**GIVEN DATA**
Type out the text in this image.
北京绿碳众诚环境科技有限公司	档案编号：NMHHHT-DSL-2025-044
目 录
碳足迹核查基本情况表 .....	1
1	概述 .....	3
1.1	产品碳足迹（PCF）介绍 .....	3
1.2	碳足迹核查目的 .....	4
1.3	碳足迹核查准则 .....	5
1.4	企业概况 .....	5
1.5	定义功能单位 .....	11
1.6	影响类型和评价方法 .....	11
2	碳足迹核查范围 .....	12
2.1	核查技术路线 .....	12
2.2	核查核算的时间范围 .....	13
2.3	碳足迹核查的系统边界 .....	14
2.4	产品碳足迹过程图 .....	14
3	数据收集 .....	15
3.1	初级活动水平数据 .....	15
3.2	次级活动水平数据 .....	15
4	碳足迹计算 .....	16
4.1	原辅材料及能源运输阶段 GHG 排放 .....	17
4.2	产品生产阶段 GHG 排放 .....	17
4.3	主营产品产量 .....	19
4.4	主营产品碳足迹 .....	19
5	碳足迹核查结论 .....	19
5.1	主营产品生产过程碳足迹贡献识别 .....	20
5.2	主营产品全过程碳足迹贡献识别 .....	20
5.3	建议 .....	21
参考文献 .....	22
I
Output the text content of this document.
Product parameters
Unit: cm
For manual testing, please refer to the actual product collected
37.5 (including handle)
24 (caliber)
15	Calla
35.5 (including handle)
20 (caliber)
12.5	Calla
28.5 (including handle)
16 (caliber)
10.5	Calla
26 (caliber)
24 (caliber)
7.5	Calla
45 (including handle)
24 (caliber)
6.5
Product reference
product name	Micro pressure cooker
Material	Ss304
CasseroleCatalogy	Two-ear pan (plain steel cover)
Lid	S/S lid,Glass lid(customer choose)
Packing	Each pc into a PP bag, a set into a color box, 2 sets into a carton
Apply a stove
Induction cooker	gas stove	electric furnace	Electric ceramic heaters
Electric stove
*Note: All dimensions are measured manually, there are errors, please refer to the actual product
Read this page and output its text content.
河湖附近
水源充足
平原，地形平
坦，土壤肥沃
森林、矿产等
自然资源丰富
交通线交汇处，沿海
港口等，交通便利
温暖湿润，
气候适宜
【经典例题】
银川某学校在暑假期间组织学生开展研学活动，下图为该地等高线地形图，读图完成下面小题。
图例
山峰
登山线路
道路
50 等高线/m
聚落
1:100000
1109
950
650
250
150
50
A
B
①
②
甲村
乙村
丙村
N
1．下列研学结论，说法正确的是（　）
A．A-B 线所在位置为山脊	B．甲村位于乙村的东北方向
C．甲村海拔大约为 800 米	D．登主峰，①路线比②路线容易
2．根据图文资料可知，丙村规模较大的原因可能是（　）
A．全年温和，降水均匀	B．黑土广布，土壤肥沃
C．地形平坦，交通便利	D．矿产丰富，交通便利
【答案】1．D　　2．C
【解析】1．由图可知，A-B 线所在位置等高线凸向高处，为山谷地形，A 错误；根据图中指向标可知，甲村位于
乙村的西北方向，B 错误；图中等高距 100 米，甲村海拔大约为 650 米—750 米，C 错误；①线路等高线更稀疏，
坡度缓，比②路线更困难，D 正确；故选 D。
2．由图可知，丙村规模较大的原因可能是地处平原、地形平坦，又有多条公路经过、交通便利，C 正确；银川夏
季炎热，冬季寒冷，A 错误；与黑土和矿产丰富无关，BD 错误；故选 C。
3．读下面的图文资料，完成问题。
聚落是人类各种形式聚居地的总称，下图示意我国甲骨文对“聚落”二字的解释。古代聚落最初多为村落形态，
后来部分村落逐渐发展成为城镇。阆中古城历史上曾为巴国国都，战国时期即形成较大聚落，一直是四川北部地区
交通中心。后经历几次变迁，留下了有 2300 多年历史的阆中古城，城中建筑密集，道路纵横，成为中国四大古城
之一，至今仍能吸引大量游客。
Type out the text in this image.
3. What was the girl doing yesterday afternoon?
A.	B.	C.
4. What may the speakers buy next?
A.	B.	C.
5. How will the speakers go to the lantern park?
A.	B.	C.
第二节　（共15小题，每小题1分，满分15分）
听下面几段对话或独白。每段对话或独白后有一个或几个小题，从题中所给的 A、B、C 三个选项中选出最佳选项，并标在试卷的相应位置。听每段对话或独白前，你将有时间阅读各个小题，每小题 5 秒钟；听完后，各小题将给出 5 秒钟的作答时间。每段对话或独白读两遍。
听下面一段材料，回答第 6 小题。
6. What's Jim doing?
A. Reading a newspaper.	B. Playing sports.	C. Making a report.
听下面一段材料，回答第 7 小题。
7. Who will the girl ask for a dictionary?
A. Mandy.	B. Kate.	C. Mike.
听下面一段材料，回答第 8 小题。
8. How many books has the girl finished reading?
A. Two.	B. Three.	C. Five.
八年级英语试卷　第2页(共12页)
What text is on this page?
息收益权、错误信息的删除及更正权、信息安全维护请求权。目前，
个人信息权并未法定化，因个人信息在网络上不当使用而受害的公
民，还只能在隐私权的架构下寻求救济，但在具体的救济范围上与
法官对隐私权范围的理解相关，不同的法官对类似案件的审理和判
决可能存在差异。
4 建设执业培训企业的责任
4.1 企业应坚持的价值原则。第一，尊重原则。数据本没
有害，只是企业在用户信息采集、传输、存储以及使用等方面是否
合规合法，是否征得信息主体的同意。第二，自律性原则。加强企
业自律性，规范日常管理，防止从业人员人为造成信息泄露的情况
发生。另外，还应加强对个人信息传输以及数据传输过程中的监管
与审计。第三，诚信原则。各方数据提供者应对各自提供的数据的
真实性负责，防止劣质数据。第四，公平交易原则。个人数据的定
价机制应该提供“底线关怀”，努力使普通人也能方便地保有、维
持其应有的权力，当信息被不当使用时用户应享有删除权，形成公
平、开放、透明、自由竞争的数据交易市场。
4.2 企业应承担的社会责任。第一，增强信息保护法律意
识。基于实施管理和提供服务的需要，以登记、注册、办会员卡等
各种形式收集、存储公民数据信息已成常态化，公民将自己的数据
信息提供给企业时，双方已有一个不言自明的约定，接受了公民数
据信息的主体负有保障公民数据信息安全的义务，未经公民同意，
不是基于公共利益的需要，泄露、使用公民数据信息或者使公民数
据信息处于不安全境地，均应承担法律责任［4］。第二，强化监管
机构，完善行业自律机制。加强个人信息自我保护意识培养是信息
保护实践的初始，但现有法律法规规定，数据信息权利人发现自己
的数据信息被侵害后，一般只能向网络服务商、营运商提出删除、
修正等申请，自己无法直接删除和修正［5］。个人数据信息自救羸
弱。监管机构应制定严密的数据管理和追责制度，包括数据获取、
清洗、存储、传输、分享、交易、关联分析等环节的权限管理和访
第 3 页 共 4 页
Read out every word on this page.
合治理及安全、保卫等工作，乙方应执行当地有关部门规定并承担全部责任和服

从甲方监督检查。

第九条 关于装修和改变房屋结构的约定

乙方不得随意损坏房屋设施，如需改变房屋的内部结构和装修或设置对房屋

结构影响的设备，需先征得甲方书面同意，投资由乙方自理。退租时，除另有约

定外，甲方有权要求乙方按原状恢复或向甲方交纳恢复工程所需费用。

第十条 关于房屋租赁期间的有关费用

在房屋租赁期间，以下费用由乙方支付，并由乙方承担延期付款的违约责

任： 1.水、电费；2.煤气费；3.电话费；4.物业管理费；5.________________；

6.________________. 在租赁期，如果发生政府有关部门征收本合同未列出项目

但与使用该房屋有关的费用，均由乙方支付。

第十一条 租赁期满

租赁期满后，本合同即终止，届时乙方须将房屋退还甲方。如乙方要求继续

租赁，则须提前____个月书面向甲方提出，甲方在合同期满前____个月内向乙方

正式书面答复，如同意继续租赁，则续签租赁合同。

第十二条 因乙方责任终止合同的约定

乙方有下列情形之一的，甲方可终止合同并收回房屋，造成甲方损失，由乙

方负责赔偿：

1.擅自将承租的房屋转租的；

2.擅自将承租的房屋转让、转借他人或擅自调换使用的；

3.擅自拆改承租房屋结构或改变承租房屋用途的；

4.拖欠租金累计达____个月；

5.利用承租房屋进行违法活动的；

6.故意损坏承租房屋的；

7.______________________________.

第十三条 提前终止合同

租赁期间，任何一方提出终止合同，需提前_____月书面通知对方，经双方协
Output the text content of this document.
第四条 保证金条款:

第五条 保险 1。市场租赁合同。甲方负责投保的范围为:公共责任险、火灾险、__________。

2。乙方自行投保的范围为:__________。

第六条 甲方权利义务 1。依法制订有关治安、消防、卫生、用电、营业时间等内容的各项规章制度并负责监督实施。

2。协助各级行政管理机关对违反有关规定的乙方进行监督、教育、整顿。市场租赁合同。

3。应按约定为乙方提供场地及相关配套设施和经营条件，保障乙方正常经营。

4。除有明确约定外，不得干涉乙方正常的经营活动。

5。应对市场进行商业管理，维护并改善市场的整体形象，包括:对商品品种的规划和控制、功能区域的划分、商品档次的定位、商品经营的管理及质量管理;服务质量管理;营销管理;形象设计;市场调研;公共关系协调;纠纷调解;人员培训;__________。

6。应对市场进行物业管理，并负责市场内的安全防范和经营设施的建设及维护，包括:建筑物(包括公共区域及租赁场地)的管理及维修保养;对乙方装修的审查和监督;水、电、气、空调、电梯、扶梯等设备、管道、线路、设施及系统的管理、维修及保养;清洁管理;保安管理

**EXERCISE GOAL**
From the data above, show each line that contains "please".

**SOLUTION FOR THIS TASK**
For manual testing, please refer to the actual product collected
*Note: All dimensions are measured manually, there are errors, please refer to the actual product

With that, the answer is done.